§ INFORMATION SHOWN:
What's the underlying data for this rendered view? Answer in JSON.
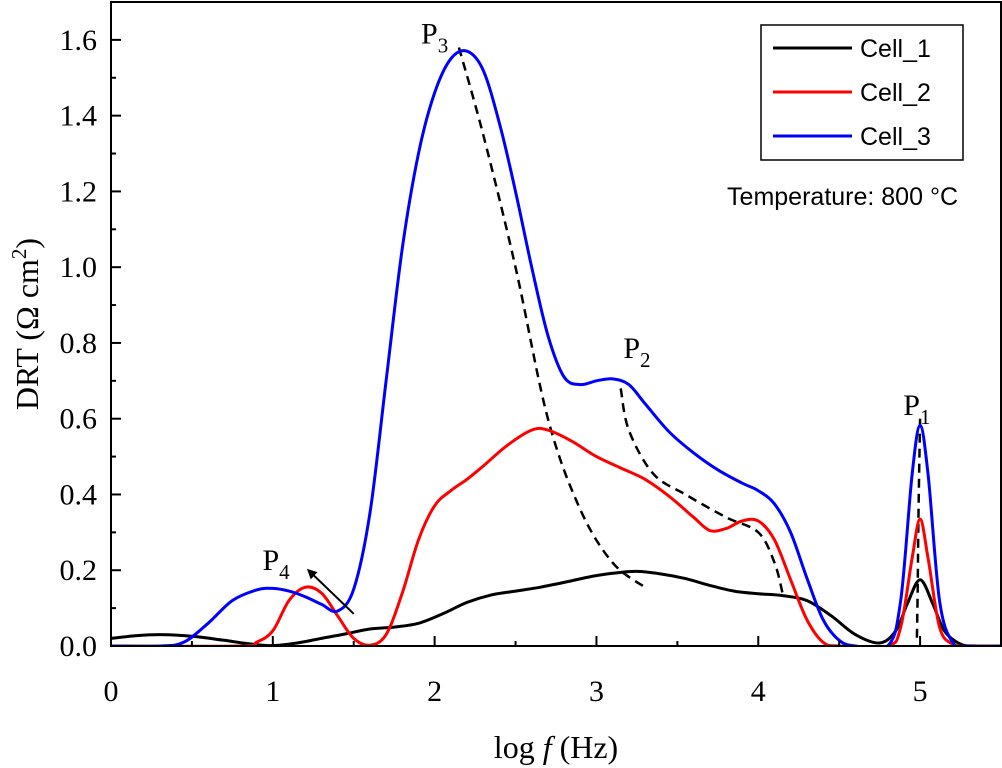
{
  "chart_data": {
    "type": "line",
    "xlabel": "log f (Hz)",
    "xlabel_parts": {
      "pre": "log ",
      "italic": "f",
      "post": " (Hz)"
    },
    "ylabel": "DRT (Ω cm2)",
    "ylabel_parts": {
      "main": "DRT (Ω cm",
      "sup": "2",
      "close": ")"
    },
    "xlim": [
      0,
      5.5
    ],
    "ylim": [
      0,
      1.7
    ],
    "x_ticks": [
      0,
      1,
      2,
      3,
      4,
      5
    ],
    "x_tick_labels": [
      "0",
      "1",
      "2",
      "3",
      "4",
      "5"
    ],
    "y_ticks": [
      0,
      0.2,
      0.4,
      0.6,
      0.8,
      1.0,
      1.2,
      1.4,
      1.6
    ],
    "y_tick_labels": [
      "0.0",
      "0.2",
      "0.4",
      "0.6",
      "0.8",
      "1.0",
      "1.2",
      "1.4",
      "1.6"
    ],
    "grid": false,
    "legend_position": "top-right",
    "annotation": "Temperature: 800 °C",
    "series": [
      {
        "name": "Cell_1",
        "color": "#000000",
        "points": [
          [
            0,
            0.02
          ],
          [
            0.15,
            0.027
          ],
          [
            0.3,
            0.03
          ],
          [
            0.5,
            0.026
          ],
          [
            0.7,
            0.015
          ],
          [
            0.85,
            0.006
          ],
          [
            1.0,
            0.001
          ],
          [
            1.15,
            0.008
          ],
          [
            1.3,
            0.02
          ],
          [
            1.45,
            0.032
          ],
          [
            1.6,
            0.045
          ],
          [
            1.75,
            0.05
          ],
          [
            1.9,
            0.06
          ],
          [
            2.05,
            0.085
          ],
          [
            2.2,
            0.115
          ],
          [
            2.35,
            0.135
          ],
          [
            2.5,
            0.145
          ],
          [
            2.65,
            0.155
          ],
          [
            2.8,
            0.168
          ],
          [
            2.95,
            0.182
          ],
          [
            3.1,
            0.192
          ],
          [
            3.25,
            0.197
          ],
          [
            3.4,
            0.19
          ],
          [
            3.55,
            0.178
          ],
          [
            3.7,
            0.16
          ],
          [
            3.85,
            0.145
          ],
          [
            4.0,
            0.138
          ],
          [
            4.15,
            0.133
          ],
          [
            4.3,
            0.12
          ],
          [
            4.45,
            0.08
          ],
          [
            4.6,
            0.03
          ],
          [
            4.75,
            0.008
          ],
          [
            4.85,
            0.04
          ],
          [
            4.92,
            0.11
          ],
          [
            5.0,
            0.175
          ],
          [
            5.08,
            0.11
          ],
          [
            5.15,
            0.04
          ],
          [
            5.25,
            0.005
          ],
          [
            5.35,
            0
          ],
          [
            5.5,
            0
          ]
        ]
      },
      {
        "name": "Cell_2",
        "color": "#ff0000",
        "points": [
          [
            0,
            0
          ],
          [
            0.8,
            0
          ],
          [
            0.9,
            0.01
          ],
          [
            1.0,
            0.04
          ],
          [
            1.1,
            0.12
          ],
          [
            1.2,
            0.155
          ],
          [
            1.3,
            0.14
          ],
          [
            1.4,
            0.08
          ],
          [
            1.5,
            0.02
          ],
          [
            1.6,
            0.002
          ],
          [
            1.7,
            0.03
          ],
          [
            1.8,
            0.14
          ],
          [
            1.9,
            0.28
          ],
          [
            2.0,
            0.37
          ],
          [
            2.1,
            0.41
          ],
          [
            2.2,
            0.44
          ],
          [
            2.3,
            0.475
          ],
          [
            2.45,
            0.53
          ],
          [
            2.6,
            0.57
          ],
          [
            2.7,
            0.57
          ],
          [
            2.85,
            0.54
          ],
          [
            3.0,
            0.5
          ],
          [
            3.15,
            0.47
          ],
          [
            3.3,
            0.44
          ],
          [
            3.45,
            0.395
          ],
          [
            3.6,
            0.34
          ],
          [
            3.7,
            0.305
          ],
          [
            3.8,
            0.31
          ],
          [
            3.9,
            0.33
          ],
          [
            4.0,
            0.33
          ],
          [
            4.1,
            0.28
          ],
          [
            4.2,
            0.175
          ],
          [
            4.3,
            0.07
          ],
          [
            4.4,
            0.01
          ],
          [
            4.5,
            0
          ],
          [
            4.8,
            0
          ],
          [
            4.88,
            0.05
          ],
          [
            4.95,
            0.23
          ],
          [
            5.0,
            0.335
          ],
          [
            5.05,
            0.23
          ],
          [
            5.12,
            0.05
          ],
          [
            5.2,
            0.005
          ],
          [
            5.3,
            0
          ],
          [
            5.5,
            0
          ]
        ]
      },
      {
        "name": "Cell_3",
        "color": "#0000ff",
        "points": [
          [
            0,
            0
          ],
          [
            0.3,
            0
          ],
          [
            0.45,
            0.01
          ],
          [
            0.6,
            0.06
          ],
          [
            0.75,
            0.12
          ],
          [
            0.9,
            0.148
          ],
          [
            1.0,
            0.152
          ],
          [
            1.1,
            0.145
          ],
          [
            1.2,
            0.13
          ],
          [
            1.3,
            0.11
          ],
          [
            1.4,
            0.092
          ],
          [
            1.5,
            0.15
          ],
          [
            1.6,
            0.35
          ],
          [
            1.7,
            0.7
          ],
          [
            1.8,
            1.05
          ],
          [
            1.9,
            1.3
          ],
          [
            2.0,
            1.46
          ],
          [
            2.1,
            1.55
          ],
          [
            2.2,
            1.57
          ],
          [
            2.3,
            1.52
          ],
          [
            2.4,
            1.38
          ],
          [
            2.5,
            1.2
          ],
          [
            2.6,
            1.0
          ],
          [
            2.7,
            0.82
          ],
          [
            2.8,
            0.71
          ],
          [
            2.9,
            0.69
          ],
          [
            3.0,
            0.7
          ],
          [
            3.1,
            0.705
          ],
          [
            3.2,
            0.69
          ],
          [
            3.3,
            0.64
          ],
          [
            3.45,
            0.565
          ],
          [
            3.6,
            0.51
          ],
          [
            3.75,
            0.465
          ],
          [
            3.9,
            0.43
          ],
          [
            4.0,
            0.41
          ],
          [
            4.1,
            0.375
          ],
          [
            4.2,
            0.3
          ],
          [
            4.3,
            0.18
          ],
          [
            4.4,
            0.07
          ],
          [
            4.5,
            0.015
          ],
          [
            4.6,
            0
          ],
          [
            4.8,
            0
          ],
          [
            4.88,
            0.12
          ],
          [
            4.95,
            0.45
          ],
          [
            5.0,
            0.582
          ],
          [
            5.05,
            0.45
          ],
          [
            5.12,
            0.12
          ],
          [
            5.2,
            0.01
          ],
          [
            5.3,
            0
          ],
          [
            5.5,
            0
          ]
        ]
      }
    ],
    "guides": [
      {
        "points": [
          [
            2.15,
            1.58
          ],
          [
            2.3,
            1.35
          ],
          [
            2.5,
            1.0
          ],
          [
            2.7,
            0.6
          ],
          [
            2.9,
            0.36
          ],
          [
            3.1,
            0.22
          ],
          [
            3.3,
            0.155
          ]
        ]
      },
      {
        "points": [
          [
            3.15,
            0.68
          ],
          [
            3.2,
            0.57
          ],
          [
            3.35,
            0.455
          ],
          [
            3.55,
            0.4
          ],
          [
            3.8,
            0.34
          ],
          [
            4.0,
            0.3
          ],
          [
            4.1,
            0.22
          ],
          [
            4.15,
            0.14
          ]
        ]
      },
      {
        "points": [
          [
            5.0,
            0.6
          ],
          [
            4.99,
            0.35
          ],
          [
            4.985,
            0.15
          ],
          [
            4.98,
            0.02
          ]
        ]
      }
    ],
    "peaks": [
      {
        "base": "P",
        "sub": "1",
        "x": 4.98,
        "y": 0.61
      },
      {
        "base": "P",
        "sub": "2",
        "x": 3.25,
        "y": 0.76
      },
      {
        "base": "P",
        "sub": "3",
        "x": 2.0,
        "y": 1.59
      },
      {
        "base": "P",
        "sub": "4",
        "x": 1.02,
        "y": 0.2
      }
    ],
    "arrow": {
      "from": [
        1.5,
        0.085
      ],
      "to": [
        1.22,
        0.2
      ]
    }
  }
}
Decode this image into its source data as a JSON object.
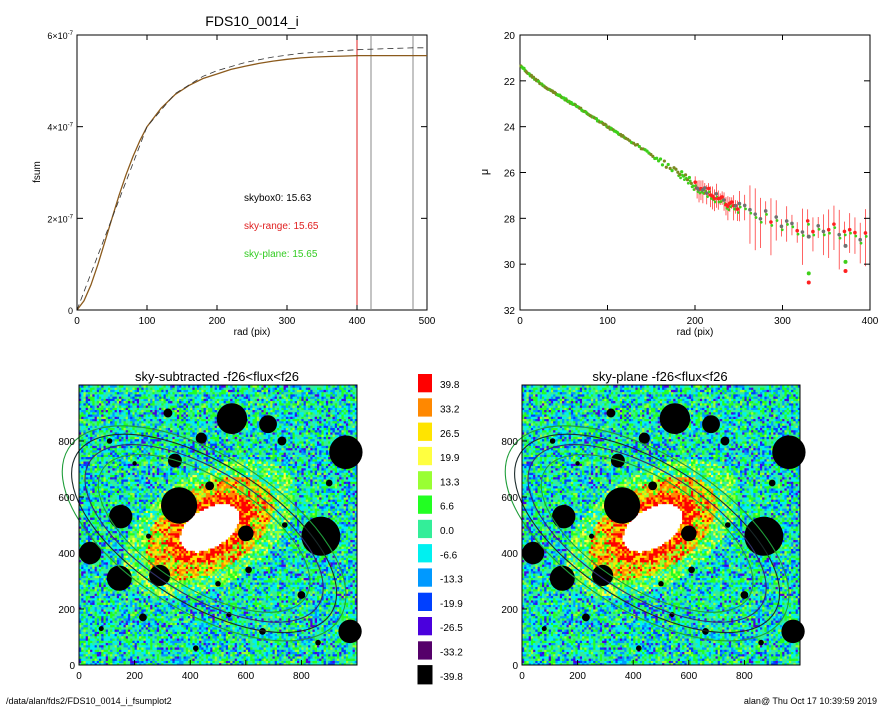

§ PROMPT:
Go through the material and copy out every line with "color" in it.

§ COMPLETED TASK:
        "color": "#000000",
        "color": "#ff0000",
        "color": "#0000ff",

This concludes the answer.